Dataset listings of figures
((

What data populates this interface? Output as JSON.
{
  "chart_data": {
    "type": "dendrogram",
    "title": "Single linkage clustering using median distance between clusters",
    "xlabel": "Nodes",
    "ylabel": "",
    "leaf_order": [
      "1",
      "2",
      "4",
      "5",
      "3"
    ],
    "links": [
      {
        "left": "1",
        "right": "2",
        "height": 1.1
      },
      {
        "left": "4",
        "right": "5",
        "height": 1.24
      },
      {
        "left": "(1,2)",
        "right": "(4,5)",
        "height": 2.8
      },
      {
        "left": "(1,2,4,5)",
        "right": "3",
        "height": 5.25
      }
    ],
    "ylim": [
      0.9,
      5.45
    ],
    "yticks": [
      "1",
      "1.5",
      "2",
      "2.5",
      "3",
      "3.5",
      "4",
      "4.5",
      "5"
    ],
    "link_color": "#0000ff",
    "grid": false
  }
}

))

*Exercise*. In the records above, locate each line with the word "height". Copy all such lines.

*Expected answer*.
        "height": 1.1
        "height": 1.24
        "height": 2.8
        "height": 5.25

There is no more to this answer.